All entries below are to be set down again, identical to the source.

Records to process
--- START ---

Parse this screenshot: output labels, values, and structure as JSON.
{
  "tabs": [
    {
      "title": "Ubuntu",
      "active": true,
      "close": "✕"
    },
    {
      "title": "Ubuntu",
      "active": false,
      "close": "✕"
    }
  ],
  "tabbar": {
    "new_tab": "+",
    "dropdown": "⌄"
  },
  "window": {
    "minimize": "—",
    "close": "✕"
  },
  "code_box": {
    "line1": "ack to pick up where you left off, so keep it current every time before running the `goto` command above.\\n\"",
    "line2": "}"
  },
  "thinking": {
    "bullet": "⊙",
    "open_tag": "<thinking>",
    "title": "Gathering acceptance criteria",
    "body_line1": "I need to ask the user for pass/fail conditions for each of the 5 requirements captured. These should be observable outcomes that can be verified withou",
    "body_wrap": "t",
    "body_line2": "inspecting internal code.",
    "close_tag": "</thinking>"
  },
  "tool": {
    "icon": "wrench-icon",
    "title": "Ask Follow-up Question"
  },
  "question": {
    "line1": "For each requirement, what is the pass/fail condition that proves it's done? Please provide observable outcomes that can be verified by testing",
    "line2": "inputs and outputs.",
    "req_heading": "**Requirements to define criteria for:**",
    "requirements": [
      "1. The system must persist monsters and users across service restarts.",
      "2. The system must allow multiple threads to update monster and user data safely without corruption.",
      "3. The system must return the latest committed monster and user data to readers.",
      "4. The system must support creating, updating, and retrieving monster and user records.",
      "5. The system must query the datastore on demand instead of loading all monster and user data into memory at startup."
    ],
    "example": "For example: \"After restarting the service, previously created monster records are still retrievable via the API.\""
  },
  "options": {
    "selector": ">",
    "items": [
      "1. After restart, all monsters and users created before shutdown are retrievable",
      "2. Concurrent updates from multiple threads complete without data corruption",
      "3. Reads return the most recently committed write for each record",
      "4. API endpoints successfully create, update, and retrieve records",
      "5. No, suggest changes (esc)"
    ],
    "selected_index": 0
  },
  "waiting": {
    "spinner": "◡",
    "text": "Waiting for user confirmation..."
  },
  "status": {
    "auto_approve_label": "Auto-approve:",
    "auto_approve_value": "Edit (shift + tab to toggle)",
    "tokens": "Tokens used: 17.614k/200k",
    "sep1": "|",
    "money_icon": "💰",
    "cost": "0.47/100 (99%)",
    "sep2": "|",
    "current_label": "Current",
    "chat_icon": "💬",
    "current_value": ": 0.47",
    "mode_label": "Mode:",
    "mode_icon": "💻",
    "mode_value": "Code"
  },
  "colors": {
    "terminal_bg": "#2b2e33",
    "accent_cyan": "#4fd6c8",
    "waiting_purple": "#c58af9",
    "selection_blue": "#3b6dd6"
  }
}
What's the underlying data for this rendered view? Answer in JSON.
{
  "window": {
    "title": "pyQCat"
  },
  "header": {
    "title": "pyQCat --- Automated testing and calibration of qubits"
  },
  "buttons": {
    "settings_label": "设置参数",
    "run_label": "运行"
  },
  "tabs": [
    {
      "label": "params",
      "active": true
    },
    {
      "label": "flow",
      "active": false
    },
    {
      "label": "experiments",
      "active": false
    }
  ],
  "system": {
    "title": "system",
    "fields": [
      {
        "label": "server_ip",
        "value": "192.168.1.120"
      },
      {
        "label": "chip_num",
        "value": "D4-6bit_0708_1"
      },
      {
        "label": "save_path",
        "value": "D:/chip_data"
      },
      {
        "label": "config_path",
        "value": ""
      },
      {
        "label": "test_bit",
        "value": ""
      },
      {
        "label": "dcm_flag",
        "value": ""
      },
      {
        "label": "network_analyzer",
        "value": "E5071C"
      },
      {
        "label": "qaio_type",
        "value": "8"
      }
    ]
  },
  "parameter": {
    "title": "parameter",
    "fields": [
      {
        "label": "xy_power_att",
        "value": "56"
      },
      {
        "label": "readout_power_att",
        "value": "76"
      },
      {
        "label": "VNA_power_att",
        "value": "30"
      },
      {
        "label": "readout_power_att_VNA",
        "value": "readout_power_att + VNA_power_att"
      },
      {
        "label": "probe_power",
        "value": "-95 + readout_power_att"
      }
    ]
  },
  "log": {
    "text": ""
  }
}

--- END ---

Answer for this exercise
Parse this screenshot: output labels, values, and structure as JSON.
{
  "tabs": [
    {
      "title": "Ubuntu",
      "active": true,
      "close": "✕"
    },
    {
      "title": "Ubuntu",
      "active": false,
      "close": "✕"
    }
  ],
  "tabbar": {
    "new_tab": "+",
    "dropdown": "⌄"
  },
  "window": {
    "minimize": "—",
    "close": "✕"
  },
  "code_box": {
    "line1": "ack to pick up where you left off, so keep it current every time before running the `goto` command above.\\n\"",
    "line2": "}"
  },
  "thinking": {
    "bullet": "⊙",
    "open_tag": "<thinking>",
    "title": "Gathering acceptance criteria",
    "body_line1": "I need to ask the user for pass/fail conditions for each of the 5 requirements captured. These should be observable outcomes that can be verified withou",
    "body_wrap": "t",
    "body_line2": "inspecting internal code.",
    "close_tag": "</thinking>"
  },
  "tool": {
    "icon": "wrench-icon",
    "title": "Ask Follow-up Question"
  },
  "question": {
    "line1": "For each requirement, what is the pass/fail condition that proves it's done? Please provide observable outcomes that can be verified by testing",
    "line2": "inputs and outputs.",
    "req_heading": "**Requirements to define criteria for:**",
    "requirements": [
      "1. The system must persist monsters and users across service restarts.",
      "2. The system must allow multiple threads to update monster and user data safely without corruption.",
      "3. The system must return the latest committed monster and user data to readers.",
      "4. The system must support creating, updating, and retrieving monster and user records.",
      "5. The system must query the datastore on demand instead of loading all monster and user data into memory at startup."
    ],
    "example": "For example: \"After restarting the service, previously created monster records are still retrievable via the API.\""
  },
  "options": {
    "selector": ">",
    "items": [
      "1. After restart, all monsters and users created before shutdown are retrievable",
      "2. Concurrent updates from multiple threads complete without data corruption",
      "3. Reads return the most recently committed write for each record",
      "4. API endpoints successfully create, update, and retrieve records",
      "5. No, suggest changes (esc)"
    ],
    "selected_index": 0
  },
  "waiting": {
    "spinner": "◡",
    "text": "Waiting for user confirmation..."
  },
  "status": {
    "auto_approve_label": "Auto-approve:",
    "auto_approve_value": "Edit (shift + tab to toggle)",
    "tokens": "Tokens used: 17.614k/200k",
    "sep1": "|",
    "money_icon": "💰",
    "cost": "0.47/100 (99%)",
    "sep2": "|",
    "current_label": "Current",
    "chat_icon": "💬",
    "current_value": ": 0.47",
    "mode_label": "Mode:",
    "mode_icon": "💻",
    "mode_value": "Code"
  },
  "colors": {
    "terminal_bg": "#2b2e33",
    "accent_cyan": "#4fd6c8",
    "waiting_purple": "#c58af9",
    "selection_blue": "#3b6dd6"
  }
}
What's the underlying data for this rendered view? Answer in JSON.
{
  "window": {
    "title": "pyQCat"
  },
  "header": {
    "title": "pyQCat --- Automated testing and calibration of qubits"
  },
  "buttons": {
    "settings_label": "设置参数",
    "run_label": "运行"
  },
  "tabs": [
    {
      "label": "params",
      "active": true
    },
    {
      "label": "flow",
      "active": false
    },
    {
      "label": "experiments",
      "active": false
    }
  ],
  "system": {
    "title": "system",
    "fields": [
      {
        "label": "server_ip",
        "value": "192.168.1.120"
      },
      {
        "label": "chip_num",
        "value": "D4-6bit_0708_1"
      },
      {
        "label": "save_path",
        "value": "D:/chip_data"
      },
      {
        "label": "config_path",
        "value": ""
      },
      {
        "label": "test_bit",
        "value": ""
      },
      {
        "label": "dcm_flag",
        "value": ""
      },
      {
        "label": "network_analyzer",
        "value": "E5071C"
      },
      {
        "label": "qaio_type",
        "value": "8"
      }
    ]
  },
  "parameter": {
    "title": "parameter",
    "fields": [
      {
        "label": "xy_power_att",
        "value": "56"
      },
      {
        "label": "readout_power_att",
        "value": "76"
      },
      {
        "label": "VNA_power_att",
        "value": "30"
      },
      {
        "label": "readout_power_att_VNA",
        "value": "readout_power_att + VNA_power_att"
      },
      {
        "label": "probe_power",
        "value": "-95 + readout_power_att"
      }
    ]
  },
  "log": {
    "text": ""
  }
}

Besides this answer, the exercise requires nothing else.